→ **WHAT IS REQUIRED**:
Copy each line of the entries beneath that contains the word "dark".

→ **INPUT ROWS**:

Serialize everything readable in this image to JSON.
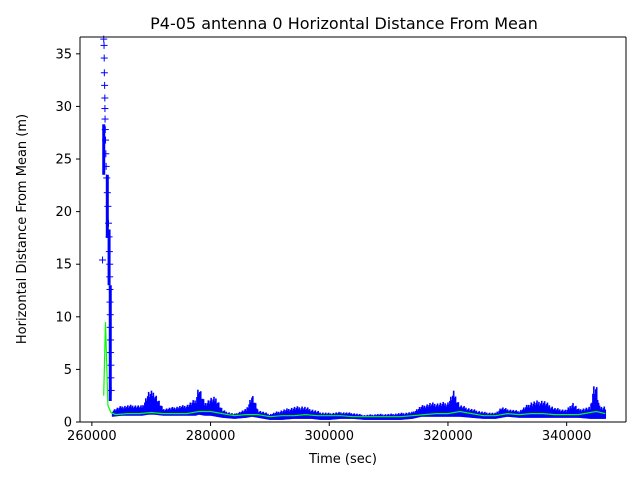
{
  "chart_data": {
    "type": "scatter",
    "title": "P4-05 antenna 0 Horizontal Distance From Mean",
    "xlabel": "Time (sec)",
    "ylabel": "Horizontal Distance From Mean (m)",
    "xlim": [
      258000,
      350000
    ],
    "ylim": [
      0,
      36.6
    ],
    "xticks": [
      260000,
      280000,
      300000,
      320000,
      340000
    ],
    "xtick_labels": [
      "260000",
      "280000",
      "300000",
      "320000",
      "340000"
    ],
    "yticks": [
      0,
      5,
      10,
      15,
      20,
      25,
      30,
      35
    ],
    "ytick_labels": [
      "0",
      "5",
      "10",
      "15",
      "20",
      "25",
      "30",
      "35"
    ],
    "grid": false,
    "series": [
      {
        "name": "Horizontal distance (blue + markers)",
        "color": "#0000ff",
        "marker": "+",
        "points": [
          [
            261800,
            15.4
          ],
          [
            262000,
            36.4
          ],
          [
            262050,
            35.8
          ],
          [
            262080,
            34.6
          ],
          [
            262100,
            33.2
          ],
          [
            262150,
            32.0
          ],
          [
            262180,
            30.8
          ],
          [
            262200,
            29.8
          ],
          [
            262220,
            28.8
          ],
          [
            262260,
            27.8
          ],
          [
            262300,
            26.8
          ],
          [
            262350,
            25.5
          ],
          [
            262400,
            24.3
          ],
          [
            262500,
            23.2
          ],
          [
            262600,
            21.8
          ],
          [
            262700,
            20.5
          ],
          [
            262800,
            18.9
          ],
          [
            262900,
            17.6
          ],
          [
            262950,
            16.2
          ],
          [
            263000,
            15.0
          ],
          [
            263000,
            13.8
          ],
          [
            263050,
            12.6
          ],
          [
            263050,
            11.4
          ],
          [
            263100,
            10.2
          ],
          [
            263100,
            9.0
          ],
          [
            263150,
            7.8
          ],
          [
            263150,
            6.6
          ],
          [
            263200,
            5.4
          ],
          [
            263200,
            4.2
          ],
          [
            263250,
            3.0
          ]
        ],
        "band": {
          "x": [
            263500,
            265000,
            267000,
            268500,
            269500,
            270500,
            272000,
            274000,
            276000,
            277500,
            278000,
            279000,
            280000,
            281000,
            282000,
            284000,
            286000,
            287000,
            288000,
            289000,
            290000,
            292000,
            294000,
            295500,
            297000,
            298500,
            300000,
            302000,
            304000,
            306000,
            308000,
            310000,
            312000,
            314000,
            315500,
            317000,
            318500,
            320000,
            321000,
            322000,
            324000,
            326000,
            328000,
            329000,
            330000,
            332000,
            334000,
            336000,
            338000,
            340000,
            341000,
            342000,
            344000,
            344500,
            345000,
            345500,
            346500
          ],
          "low": [
            0.5,
            0.6,
            0.6,
            0.6,
            0.7,
            0.7,
            0.6,
            0.6,
            0.6,
            0.6,
            0.7,
            0.6,
            0.6,
            0.5,
            0.4,
            0.3,
            0.4,
            0.5,
            0.4,
            0.3,
            0.2,
            0.2,
            0.3,
            0.3,
            0.3,
            0.2,
            0.2,
            0.3,
            0.3,
            0.2,
            0.2,
            0.2,
            0.2,
            0.3,
            0.5,
            0.5,
            0.5,
            0.5,
            0.5,
            0.5,
            0.4,
            0.3,
            0.3,
            0.4,
            0.5,
            0.4,
            0.4,
            0.4,
            0.4,
            0.4,
            0.4,
            0.4,
            0.3,
            0.3,
            0.3,
            0.3,
            0.3
          ],
          "high": [
            1.2,
            1.6,
            1.7,
            1.6,
            3.0,
            3.1,
            1.3,
            1.5,
            1.7,
            2.3,
            3.7,
            1.9,
            2.4,
            2.5,
            1.2,
            0.8,
            1.3,
            2.8,
            1.2,
            1.0,
            0.8,
            1.2,
            1.5,
            1.6,
            1.3,
            1.0,
            0.9,
            1.0,
            0.9,
            0.7,
            0.8,
            0.8,
            0.9,
            1.0,
            1.6,
            1.9,
            1.9,
            2.0,
            3.1,
            1.7,
            1.3,
            1.0,
            0.9,
            1.5,
            1.3,
            1.1,
            2.0,
            2.2,
            1.4,
            1.2,
            2.0,
            1.3,
            1.5,
            3.7,
            3.8,
            1.6,
            1.6
          ]
        }
      },
      {
        "name": "Running statistic (green line)",
        "color": "#00ff00",
        "marker": "line",
        "x": [
          262000,
          262300,
          262700,
          263200,
          264000,
          266000,
          268000,
          270000,
          272000,
          274000,
          276000,
          278000,
          280000,
          282000,
          284000,
          286000,
          288000,
          290000,
          292000,
          294000,
          296000,
          298000,
          300000,
          302000,
          304000,
          306000,
          308000,
          310000,
          312000,
          314000,
          316000,
          318000,
          320000,
          322000,
          324000,
          326000,
          328000,
          330000,
          332000,
          334000,
          336000,
          338000,
          340000,
          342000,
          344000,
          345000,
          346500
        ],
        "values": [
          2.5,
          9.5,
          1.6,
          0.9,
          0.7,
          0.8,
          0.8,
          0.9,
          0.8,
          0.8,
          0.8,
          1.0,
          1.0,
          0.8,
          0.6,
          0.7,
          0.7,
          0.5,
          0.6,
          0.6,
          0.7,
          0.6,
          0.6,
          0.6,
          0.5,
          0.5,
          0.5,
          0.5,
          0.5,
          0.6,
          0.7,
          0.8,
          0.8,
          1.0,
          0.8,
          0.6,
          0.6,
          0.8,
          0.7,
          0.8,
          0.8,
          0.7,
          0.7,
          0.7,
          0.9,
          1.0,
          0.8
        ]
      }
    ]
  }
}
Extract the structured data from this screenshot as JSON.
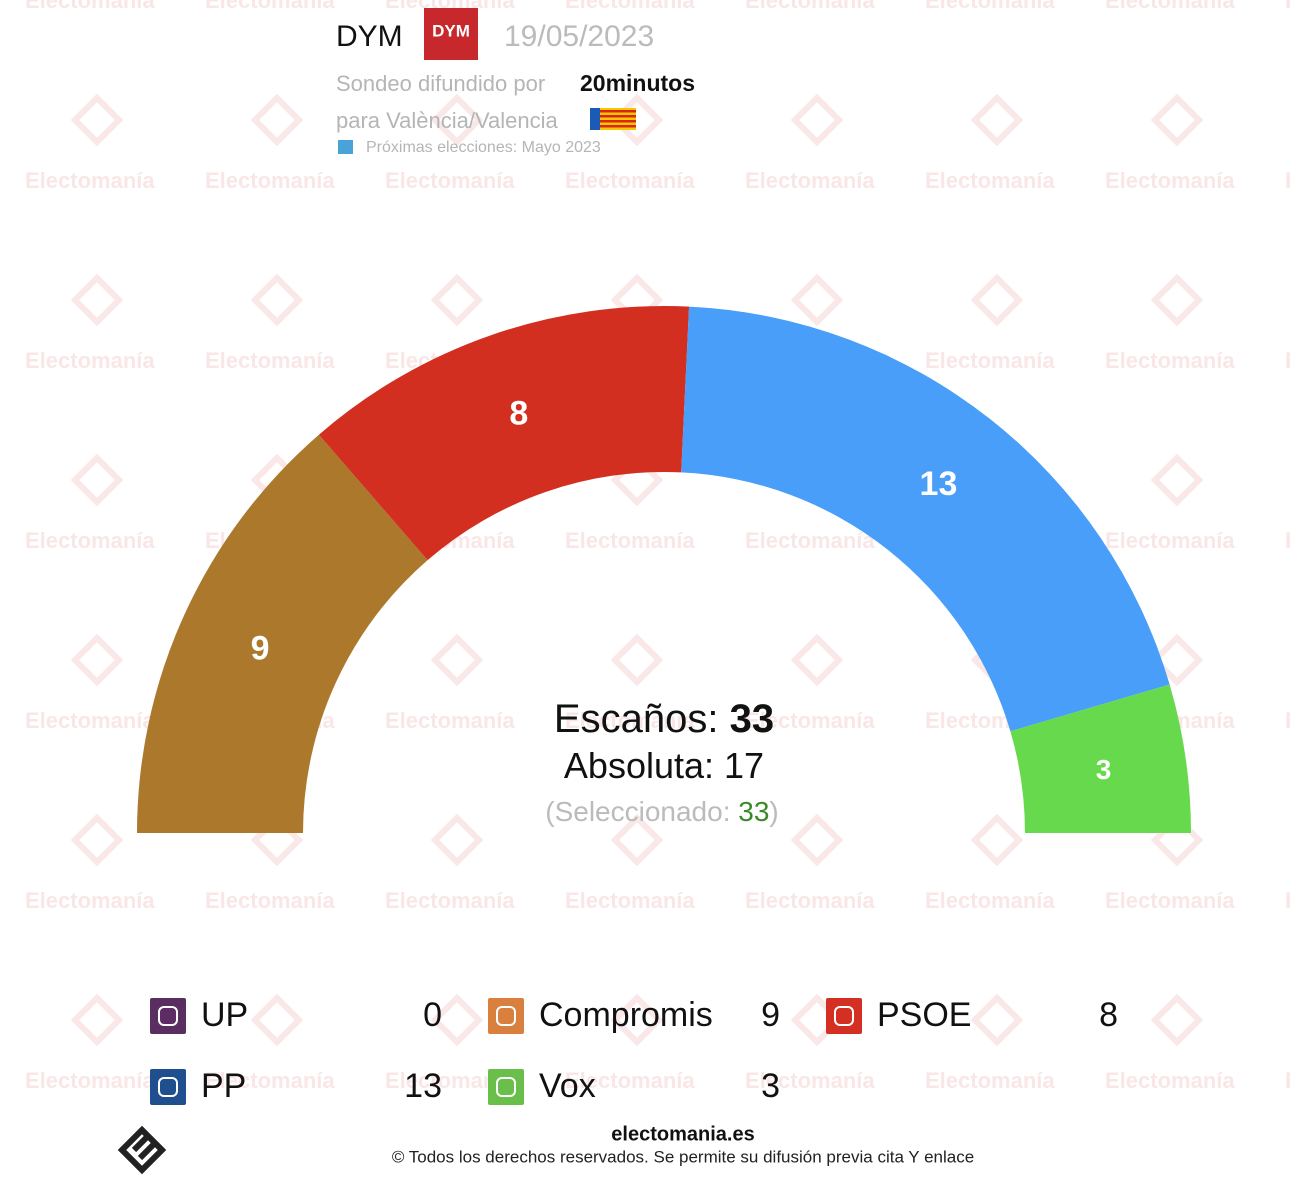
{
  "header": {
    "pollster": "DYM",
    "date": "19/05/2023",
    "published_by_label": "Sondeo difundido por",
    "published_by": "20minutos",
    "region": "para València/Valencia",
    "next_election": "Próximas elecciones: Mayo 2023"
  },
  "watermark": "Electomanía",
  "chart_data": {
    "type": "semicircle",
    "categories": [
      "UP",
      "Compromis",
      "PSOE",
      "PP",
      "Vox"
    ],
    "values": [
      0,
      9,
      8,
      13,
      3
    ],
    "colors": [
      "#6b3a73",
      "#ab782c",
      "#d22f20",
      "#489ef8",
      "#66da4c"
    ],
    "icon_colors": [
      "#5c2d63",
      "#d9803e",
      "#d32f22",
      "#1f4f8f",
      "#6abf4b"
    ],
    "seats_label": "Escaños:",
    "total": 33,
    "majority_label": "Absoluta:",
    "majority": 17,
    "selected_label": "(Seleccionado:",
    "selected": 33,
    "selected_close": ")"
  },
  "footer": {
    "site": "electomania.es",
    "copyright": "© Todos los derechos reservados. Se permite su difusión previa cita Y enlace"
  }
}
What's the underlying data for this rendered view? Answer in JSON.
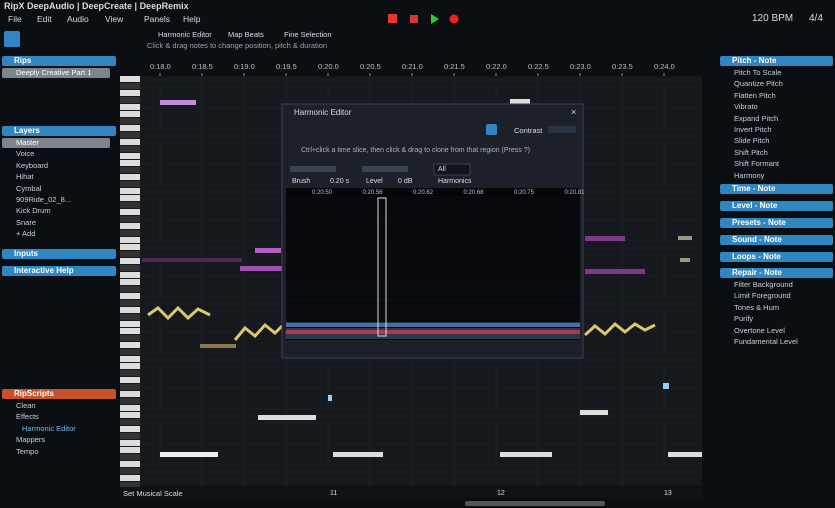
{
  "title_bar": {
    "title": "RipX DeepAudio | DeepCreate | DeepRemix",
    "menu": [
      "File",
      "Edit",
      "Audio",
      "View",
      "Panels",
      "Help"
    ],
    "tempo": "120 BPM",
    "meter": "4/4"
  },
  "toolbar": {
    "buttons": [
      "Harmonic Editor",
      "Map Beats",
      "Fine Selection"
    ],
    "hint": "Click & drag notes to change position, pitch & duration"
  },
  "timeline": {
    "ticks": [
      "0:18.0",
      "0:18.5",
      "0:19.0",
      "0:19.5",
      "0:20.0",
      "0:20.5",
      "0:21.0",
      "0:21.5",
      "0:22.0",
      "0:22.5",
      "0:23.0",
      "0:23.5",
      "0:24.0"
    ],
    "bar_markers": [
      "11",
      "12",
      "13"
    ],
    "status": "Set Musical Scale"
  },
  "left_panel": {
    "rips": {
      "header": "Rips",
      "items": [
        "Deeply Creative Part 1"
      ]
    },
    "layers": {
      "header": "Layers",
      "items": [
        "Master",
        "Voice",
        "Keyboard",
        "Hihat",
        "Cymbal",
        "909Ride_02_8...",
        "Kick Drum",
        "Snare",
        "+ Add"
      ]
    },
    "inputs": {
      "header": "Inputs",
      "items": []
    },
    "help": {
      "header": "Interactive Help",
      "items": []
    },
    "ripscripts": {
      "header": "RipScripts",
      "items": [
        "Clean",
        "Effects",
        "Harmonic Editor",
        "Mappers",
        "Tempo"
      ]
    }
  },
  "harmonic_editor": {
    "title": "Harmonic Editor",
    "contrast": "Contrast",
    "hint": "Ctrl+click a time slice, then click & drag to clone from that region  (Press ?)",
    "brush": "Brush",
    "brush_value": "0.20 s",
    "level": "Level",
    "level_value": "0 dB",
    "mode": "All",
    "harmonics": "Harmonics",
    "ticks": [
      "0:20.50",
      "0:20.56",
      "0:20.62",
      "0:20.68",
      "0:20.75",
      "0:20.81"
    ]
  },
  "right_panel": {
    "sections": [
      {
        "header": "Pitch - Note",
        "items": [
          "Pitch To Scale",
          "Quantize Pitch",
          "Flatten Pitch",
          "Vibrato",
          "Expand Pitch",
          "Invert Pitch",
          "Slide Pitch",
          "Shift Pitch",
          "Shift Formant",
          "Harmony"
        ]
      },
      {
        "header": "Time - Note",
        "items": []
      },
      {
        "header": "Level - Note",
        "items": []
      },
      {
        "header": "Presets - Note",
        "items": []
      },
      {
        "header": "Sound - Note",
        "items": []
      },
      {
        "header": "Loops - Note",
        "items": []
      },
      {
        "header": "Repair - Note",
        "items": [
          "Filter Background",
          "Limit Foreground",
          "Tones & Hum",
          "Purify",
          "Overtone Level",
          "Fundamental Level"
        ]
      }
    ]
  }
}
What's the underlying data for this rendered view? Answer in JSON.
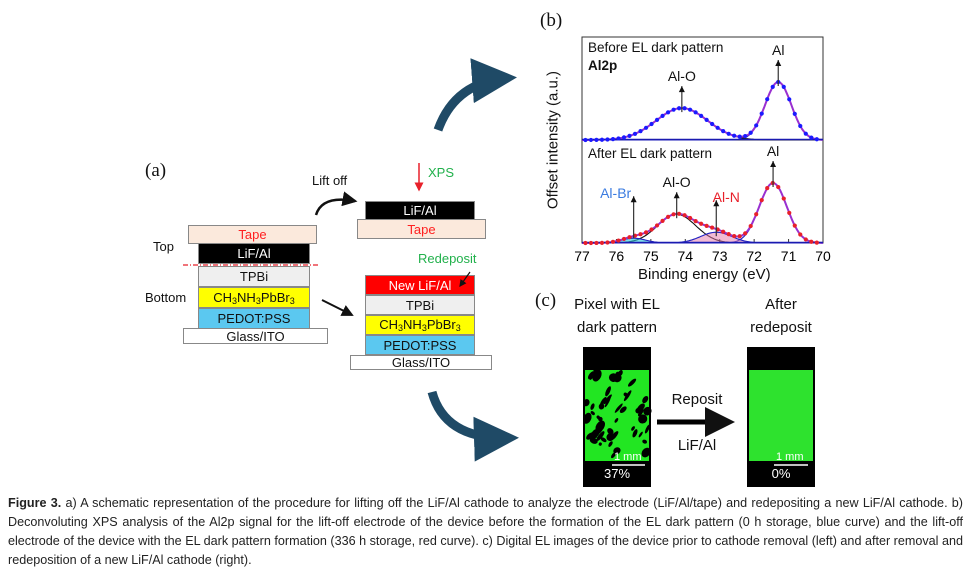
{
  "panel_a": {
    "label": "(a)",
    "lift_off": "Lift off",
    "xps": "XPS",
    "redeposit": "Redeposit",
    "top": "Top",
    "bottom": "Bottom",
    "left_stack": [
      "Tape",
      "LiF/Al",
      "TPBi",
      "CH3NH3PbBr3",
      "PEDOT:PSS",
      "Glass/ITO"
    ],
    "lifted_stack": [
      "LiF/Al",
      "Tape"
    ],
    "new_stack": [
      "New LiF/Al",
      "TPBi",
      "CH3NH3PbBr3",
      "PEDOT:PSS",
      "Glass/ITO"
    ],
    "colors": {
      "tape": "#fbe9dc",
      "lif": "#000000",
      "tpbi": "#efefef",
      "perovskite": "#ffff00",
      "pedot": "#5bc8f0",
      "glass": "#ffffff",
      "new_lif": "#ff0000",
      "xps_text": "#22b14c",
      "tape_text": "#ff2020",
      "arrow": "#1f4a66"
    }
  },
  "chart_data": {
    "type": "line",
    "panel_label": "(b)",
    "title": "Al2p",
    "xlabel": "Binding energy (eV)",
    "ylabel": "Offset intensity (a.u.)",
    "xlim": [
      77,
      70
    ],
    "xticks": [
      "77",
      "76",
      "75",
      "74",
      "73",
      "72",
      "71",
      "70"
    ],
    "series": [
      {
        "name": "Before EL dark pattern",
        "color": "#1a1aff",
        "peaks": [
          {
            "label": "Al",
            "center": 71.3,
            "height": 1.0,
            "width": 0.38
          },
          {
            "label": "Al-O",
            "center": 74.1,
            "height": 0.55,
            "width": 0.75
          }
        ]
      },
      {
        "name": "After EL dark pattern",
        "color": "#e8202a",
        "peaks": [
          {
            "label": "Al",
            "center": 71.45,
            "height": 1.0,
            "width": 0.4
          },
          {
            "label": "Al-O",
            "center": 74.25,
            "height": 0.48,
            "width": 0.55
          },
          {
            "label": "Al-N",
            "center": 73.1,
            "height": 0.18,
            "width": 0.45
          },
          {
            "label": "Al-Br",
            "center": 75.5,
            "height": 0.08,
            "width": 0.35
          }
        ]
      }
    ],
    "peak_label_colors": {
      "Al-Br": "#3a7be0",
      "Al-N": "#e8202a",
      "Al": "#111111",
      "Al-O": "#111111"
    }
  },
  "panel_c": {
    "label": "(c)",
    "left_title_1": "Pixel with EL",
    "left_title_2": "dark pattern",
    "right_title_1": "After",
    "right_title_2": "redeposit",
    "arrow_top": "Reposit",
    "arrow_bottom": "LiF/Al",
    "scale_bar": "1 mm",
    "left_percent": "37%",
    "right_percent": "0%",
    "green": "#22e622"
  },
  "caption": {
    "figure": "Figure 3.",
    "text": " a) A schematic representation of the procedure for lifting off the LiF/Al cathode to analyze the electrode (LiF/Al/tape) and redepositing a new LiF/Al cathode. b) Deconvoluting XPS analysis of the Al2p signal for the lift-off electrode of the device before the formation of the EL dark pattern (0 h storage, blue curve) and the lift-off electrode of the device with the EL dark pattern formation (336 h storage, red curve). c) Digital EL images of the device prior to cathode removal (left) and after removal and redeposition of a new LiF/Al cathode (right)."
  }
}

→ **SOLUTION**:
        "name": "Before EL dark pattern",
        "name": "After EL dark pattern",
    "left_title_2": "dark pattern",
    "text": " a) A schematic representation of the procedure for lifting off the LiF/Al cathode to analyze the electrode (LiF/Al/tape) and redepositing a new LiF/Al cathode. b) Deconvoluting XPS analysis of the Al2p signal for the lift-off electrode of the device before the formation of the EL dark pattern (0 h storage, blue curve) and the lift-off electrode of the device with the EL dark pattern formation (336 h storage, red curve). c) Digital EL images of the device prior to cathode removal (left) and after removal and redeposition of a new LiF/Al cathode (right)."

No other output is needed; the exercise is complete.